-- Begin SUPPLIED MATERIAL --

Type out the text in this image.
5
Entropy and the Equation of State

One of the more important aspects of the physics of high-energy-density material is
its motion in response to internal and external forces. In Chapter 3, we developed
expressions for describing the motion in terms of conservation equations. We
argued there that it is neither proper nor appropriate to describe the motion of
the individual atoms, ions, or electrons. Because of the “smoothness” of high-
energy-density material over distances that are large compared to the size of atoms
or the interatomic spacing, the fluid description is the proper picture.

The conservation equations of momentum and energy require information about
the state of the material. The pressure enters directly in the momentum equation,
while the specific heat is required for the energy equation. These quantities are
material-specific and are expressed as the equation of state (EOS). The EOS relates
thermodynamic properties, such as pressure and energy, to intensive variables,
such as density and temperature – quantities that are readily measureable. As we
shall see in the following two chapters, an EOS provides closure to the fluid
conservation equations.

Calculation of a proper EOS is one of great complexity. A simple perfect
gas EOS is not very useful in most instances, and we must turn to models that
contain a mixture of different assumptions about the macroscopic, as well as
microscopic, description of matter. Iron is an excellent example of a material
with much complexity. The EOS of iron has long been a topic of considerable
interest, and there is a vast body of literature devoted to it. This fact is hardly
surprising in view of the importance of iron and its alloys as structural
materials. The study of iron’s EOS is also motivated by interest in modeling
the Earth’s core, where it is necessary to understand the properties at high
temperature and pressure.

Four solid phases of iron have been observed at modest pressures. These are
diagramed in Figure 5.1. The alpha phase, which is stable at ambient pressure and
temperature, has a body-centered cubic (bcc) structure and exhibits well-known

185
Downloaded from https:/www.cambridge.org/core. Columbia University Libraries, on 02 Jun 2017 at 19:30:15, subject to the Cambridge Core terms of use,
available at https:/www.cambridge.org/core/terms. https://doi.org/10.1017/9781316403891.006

-- End SUPPLIED MATERIAL --
-- Begin SUPPLIED MATERIAL --

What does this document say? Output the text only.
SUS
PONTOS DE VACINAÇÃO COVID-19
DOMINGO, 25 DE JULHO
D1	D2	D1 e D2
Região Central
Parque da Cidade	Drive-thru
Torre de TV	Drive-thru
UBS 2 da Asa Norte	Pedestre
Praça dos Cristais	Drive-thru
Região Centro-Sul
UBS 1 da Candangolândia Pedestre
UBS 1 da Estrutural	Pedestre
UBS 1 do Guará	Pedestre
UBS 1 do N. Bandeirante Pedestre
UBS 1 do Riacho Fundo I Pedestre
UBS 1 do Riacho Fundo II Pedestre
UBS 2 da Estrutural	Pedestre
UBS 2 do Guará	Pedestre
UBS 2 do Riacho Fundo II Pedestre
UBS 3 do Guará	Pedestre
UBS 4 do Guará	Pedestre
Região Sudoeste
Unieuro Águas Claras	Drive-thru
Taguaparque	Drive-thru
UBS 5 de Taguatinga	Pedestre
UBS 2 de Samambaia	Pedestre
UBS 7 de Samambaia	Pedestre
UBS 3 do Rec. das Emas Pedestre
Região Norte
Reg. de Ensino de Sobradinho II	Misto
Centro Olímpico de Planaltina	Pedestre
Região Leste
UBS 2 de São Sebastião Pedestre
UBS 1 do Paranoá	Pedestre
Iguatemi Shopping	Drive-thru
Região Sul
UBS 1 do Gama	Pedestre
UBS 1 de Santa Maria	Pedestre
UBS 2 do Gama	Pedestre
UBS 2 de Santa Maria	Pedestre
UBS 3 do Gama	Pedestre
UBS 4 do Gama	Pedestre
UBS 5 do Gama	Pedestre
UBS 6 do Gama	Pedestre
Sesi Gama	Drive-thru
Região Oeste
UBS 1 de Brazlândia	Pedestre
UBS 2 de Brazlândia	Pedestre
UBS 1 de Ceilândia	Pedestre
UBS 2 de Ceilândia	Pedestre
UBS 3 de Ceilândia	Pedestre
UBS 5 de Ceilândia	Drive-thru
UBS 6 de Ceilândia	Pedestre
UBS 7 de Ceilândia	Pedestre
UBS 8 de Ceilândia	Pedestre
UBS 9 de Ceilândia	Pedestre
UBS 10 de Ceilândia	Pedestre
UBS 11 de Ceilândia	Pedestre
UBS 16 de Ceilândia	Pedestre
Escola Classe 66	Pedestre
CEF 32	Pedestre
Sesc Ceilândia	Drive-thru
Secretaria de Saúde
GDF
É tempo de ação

-- End SUPPLIED MATERIAL --

> EXERCISE GOAL
Keep only the lines that hold the string "Estrutural", and copy them out.

> TASK ANSWER
UBS 1 da Estrutural	Pedestre
UBS 2 da Estrutural	Pedestre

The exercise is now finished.